═════ Records ═════

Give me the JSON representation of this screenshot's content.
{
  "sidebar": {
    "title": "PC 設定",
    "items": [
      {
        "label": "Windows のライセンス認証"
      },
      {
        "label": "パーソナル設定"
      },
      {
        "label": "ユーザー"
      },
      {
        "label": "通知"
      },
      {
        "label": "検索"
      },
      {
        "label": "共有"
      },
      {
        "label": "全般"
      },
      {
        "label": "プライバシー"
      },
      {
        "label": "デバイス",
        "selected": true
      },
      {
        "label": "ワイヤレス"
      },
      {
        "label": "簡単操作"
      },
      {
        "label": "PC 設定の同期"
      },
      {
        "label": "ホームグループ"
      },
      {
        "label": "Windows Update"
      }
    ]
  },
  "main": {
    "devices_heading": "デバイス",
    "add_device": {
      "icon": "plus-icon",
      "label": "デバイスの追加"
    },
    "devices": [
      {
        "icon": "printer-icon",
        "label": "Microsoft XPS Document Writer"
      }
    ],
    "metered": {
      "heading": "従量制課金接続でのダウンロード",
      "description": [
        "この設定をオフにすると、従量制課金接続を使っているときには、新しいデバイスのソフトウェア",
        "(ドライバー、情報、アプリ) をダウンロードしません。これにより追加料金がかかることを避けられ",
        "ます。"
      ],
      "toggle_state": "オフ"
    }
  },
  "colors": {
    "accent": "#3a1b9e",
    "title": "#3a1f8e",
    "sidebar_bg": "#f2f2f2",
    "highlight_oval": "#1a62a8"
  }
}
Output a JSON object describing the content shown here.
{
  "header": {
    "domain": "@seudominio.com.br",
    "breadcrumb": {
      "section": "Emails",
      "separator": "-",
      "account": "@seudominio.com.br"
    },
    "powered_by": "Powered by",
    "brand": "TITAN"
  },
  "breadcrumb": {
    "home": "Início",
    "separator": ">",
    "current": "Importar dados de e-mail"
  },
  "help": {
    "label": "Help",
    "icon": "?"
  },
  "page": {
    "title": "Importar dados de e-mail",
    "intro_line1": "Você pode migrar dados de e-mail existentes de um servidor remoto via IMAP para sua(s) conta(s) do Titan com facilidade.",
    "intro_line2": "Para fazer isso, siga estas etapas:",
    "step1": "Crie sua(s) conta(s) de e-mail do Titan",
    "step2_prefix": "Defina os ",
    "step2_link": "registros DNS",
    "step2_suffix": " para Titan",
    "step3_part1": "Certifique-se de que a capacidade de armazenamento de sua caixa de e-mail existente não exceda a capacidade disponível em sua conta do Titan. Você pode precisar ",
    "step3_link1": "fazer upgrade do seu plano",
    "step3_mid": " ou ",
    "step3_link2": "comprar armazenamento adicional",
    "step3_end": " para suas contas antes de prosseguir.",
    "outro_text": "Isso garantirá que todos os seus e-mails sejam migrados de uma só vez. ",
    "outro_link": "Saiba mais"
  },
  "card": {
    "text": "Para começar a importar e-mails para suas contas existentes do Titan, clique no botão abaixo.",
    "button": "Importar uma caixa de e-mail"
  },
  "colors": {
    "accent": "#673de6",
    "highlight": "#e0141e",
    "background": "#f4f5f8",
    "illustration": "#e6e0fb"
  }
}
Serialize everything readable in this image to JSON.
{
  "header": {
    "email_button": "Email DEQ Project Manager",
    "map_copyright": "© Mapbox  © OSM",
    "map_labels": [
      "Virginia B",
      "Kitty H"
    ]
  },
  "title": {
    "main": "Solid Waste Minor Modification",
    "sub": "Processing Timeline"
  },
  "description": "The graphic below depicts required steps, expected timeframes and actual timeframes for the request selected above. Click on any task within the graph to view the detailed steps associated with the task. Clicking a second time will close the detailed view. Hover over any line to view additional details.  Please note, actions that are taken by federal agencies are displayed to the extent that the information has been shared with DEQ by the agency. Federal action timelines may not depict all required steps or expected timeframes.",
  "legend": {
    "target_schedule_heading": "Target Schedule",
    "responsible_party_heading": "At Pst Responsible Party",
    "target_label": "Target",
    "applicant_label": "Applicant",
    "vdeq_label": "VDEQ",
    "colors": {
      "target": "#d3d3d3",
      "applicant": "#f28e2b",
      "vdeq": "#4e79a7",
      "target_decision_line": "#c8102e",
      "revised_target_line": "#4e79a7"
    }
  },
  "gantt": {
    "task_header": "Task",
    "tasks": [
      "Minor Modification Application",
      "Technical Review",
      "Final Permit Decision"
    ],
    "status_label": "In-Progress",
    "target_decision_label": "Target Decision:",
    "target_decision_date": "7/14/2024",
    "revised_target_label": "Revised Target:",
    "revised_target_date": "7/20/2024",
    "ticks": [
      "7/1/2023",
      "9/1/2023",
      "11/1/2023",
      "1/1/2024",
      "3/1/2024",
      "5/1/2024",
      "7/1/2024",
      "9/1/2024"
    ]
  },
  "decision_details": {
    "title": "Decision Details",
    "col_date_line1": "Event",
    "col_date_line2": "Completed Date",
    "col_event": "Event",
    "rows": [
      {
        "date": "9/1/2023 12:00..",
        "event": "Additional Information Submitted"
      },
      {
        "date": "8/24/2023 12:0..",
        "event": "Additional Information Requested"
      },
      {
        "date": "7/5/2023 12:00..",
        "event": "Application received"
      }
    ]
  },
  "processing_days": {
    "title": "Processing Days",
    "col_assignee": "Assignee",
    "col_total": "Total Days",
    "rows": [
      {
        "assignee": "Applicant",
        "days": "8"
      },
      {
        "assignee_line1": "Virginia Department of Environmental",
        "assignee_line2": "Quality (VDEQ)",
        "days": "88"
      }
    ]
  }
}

═════

§ **What to produce**
Go back to the listing above and please repeat it exactly.

§ **Answer below**
Give me the JSON representation of this screenshot's content.
{
  "sidebar": {
    "title": "PC 設定",
    "items": [
      {
        "label": "Windows のライセンス認証"
      },
      {
        "label": "パーソナル設定"
      },
      {
        "label": "ユーザー"
      },
      {
        "label": "通知"
      },
      {
        "label": "検索"
      },
      {
        "label": "共有"
      },
      {
        "label": "全般"
      },
      {
        "label": "プライバシー"
      },
      {
        "label": "デバイス",
        "selected": true
      },
      {
        "label": "ワイヤレス"
      },
      {
        "label": "簡単操作"
      },
      {
        "label": "PC 設定の同期"
      },
      {
        "label": "ホームグループ"
      },
      {
        "label": "Windows Update"
      }
    ]
  },
  "main": {
    "devices_heading": "デバイス",
    "add_device": {
      "icon": "plus-icon",
      "label": "デバイスの追加"
    },
    "devices": [
      {
        "icon": "printer-icon",
        "label": "Microsoft XPS Document Writer"
      }
    ],
    "metered": {
      "heading": "従量制課金接続でのダウンロード",
      "description": [
        "この設定をオフにすると、従量制課金接続を使っているときには、新しいデバイスのソフトウェア",
        "(ドライバー、情報、アプリ) をダウンロードしません。これにより追加料金がかかることを避けられ",
        "ます。"
      ],
      "toggle_state": "オフ"
    }
  },
  "colors": {
    "accent": "#3a1b9e",
    "title": "#3a1f8e",
    "sidebar_bg": "#f2f2f2",
    "highlight_oval": "#1a62a8"
  }
}
Output a JSON object describing the content shown here.
{
  "header": {
    "domain": "@seudominio.com.br",
    "breadcrumb": {
      "section": "Emails",
      "separator": "-",
      "account": "@seudominio.com.br"
    },
    "powered_by": "Powered by",
    "brand": "TITAN"
  },
  "breadcrumb": {
    "home": "Início",
    "separator": ">",
    "current": "Importar dados de e-mail"
  },
  "help": {
    "label": "Help",
    "icon": "?"
  },
  "page": {
    "title": "Importar dados de e-mail",
    "intro_line1": "Você pode migrar dados de e-mail existentes de um servidor remoto via IMAP para sua(s) conta(s) do Titan com facilidade.",
    "intro_line2": "Para fazer isso, siga estas etapas:",
    "step1": "Crie sua(s) conta(s) de e-mail do Titan",
    "step2_prefix": "Defina os ",
    "step2_link": "registros DNS",
    "step2_suffix": " para Titan",
    "step3_part1": "Certifique-se de que a capacidade de armazenamento de sua caixa de e-mail existente não exceda a capacidade disponível em sua conta do Titan. Você pode precisar ",
    "step3_link1": "fazer upgrade do seu plano",
    "step3_mid": " ou ",
    "step3_link2": "comprar armazenamento adicional",
    "step3_end": " para suas contas antes de prosseguir.",
    "outro_text": "Isso garantirá que todos os seus e-mails sejam migrados de uma só vez. ",
    "outro_link": "Saiba mais"
  },
  "card": {
    "text": "Para começar a importar e-mails para suas contas existentes do Titan, clique no botão abaixo.",
    "button": "Importar uma caixa de e-mail"
  },
  "colors": {
    "accent": "#673de6",
    "highlight": "#e0141e",
    "background": "#f4f5f8",
    "illustration": "#e6e0fb"
  }
}
Serialize everything readable in this image to JSON.
{
  "header": {
    "email_button": "Email DEQ Project Manager",
    "map_copyright": "© Mapbox  © OSM",
    "map_labels": [
      "Virginia B",
      "Kitty H"
    ]
  },
  "title": {
    "main": "Solid Waste Minor Modification",
    "sub": "Processing Timeline"
  },
  "description": "The graphic below depicts required steps, expected timeframes and actual timeframes for the request selected above. Click on any task within the graph to view the detailed steps associated with the task. Clicking a second time will close the detailed view. Hover over any line to view additional details.  Please note, actions that are taken by federal agencies are displayed to the extent that the information has been shared with DEQ by the agency. Federal action timelines may not depict all required steps or expected timeframes.",
  "legend": {
    "target_schedule_heading": "Target Schedule",
    "responsible_party_heading": "At Pst Responsible Party",
    "target_label": "Target",
    "applicant_label": "Applicant",
    "vdeq_label": "VDEQ",
    "colors": {
      "target": "#d3d3d3",
      "applicant": "#f28e2b",
      "vdeq": "#4e79a7",
      "target_decision_line": "#c8102e",
      "revised_target_line": "#4e79a7"
    }
  },
  "gantt": {
    "task_header": "Task",
    "tasks": [
      "Minor Modification Application",
      "Technical Review",
      "Final Permit Decision"
    ],
    "status_label": "In-Progress",
    "target_decision_label": "Target Decision:",
    "target_decision_date": "7/14/2024",
    "revised_target_label": "Revised Target:",
    "revised_target_date": "7/20/2024",
    "ticks": [
      "7/1/2023",
      "9/1/2023",
      "11/1/2023",
      "1/1/2024",
      "3/1/2024",
      "5/1/2024",
      "7/1/2024",
      "9/1/2024"
    ]
  },
  "decision_details": {
    "title": "Decision Details",
    "col_date_line1": "Event",
    "col_date_line2": "Completed Date",
    "col_event": "Event",
    "rows": [
      {
        "date": "9/1/2023 12:00..",
        "event": "Additional Information Submitted"
      },
      {
        "date": "8/24/2023 12:0..",
        "event": "Additional Information Requested"
      },
      {
        "date": "7/5/2023 12:00..",
        "event": "Application received"
      }
    ]
  },
  "processing_days": {
    "title": "Processing Days",
    "col_assignee": "Assignee",
    "col_total": "Total Days",
    "rows": [
      {
        "assignee": "Applicant",
        "days": "8"
      },
      {
        "assignee_line1": "Virginia Department of Environmental",
        "assignee_line2": "Quality (VDEQ)",
        "days": "88"
      }
    ]
  }
}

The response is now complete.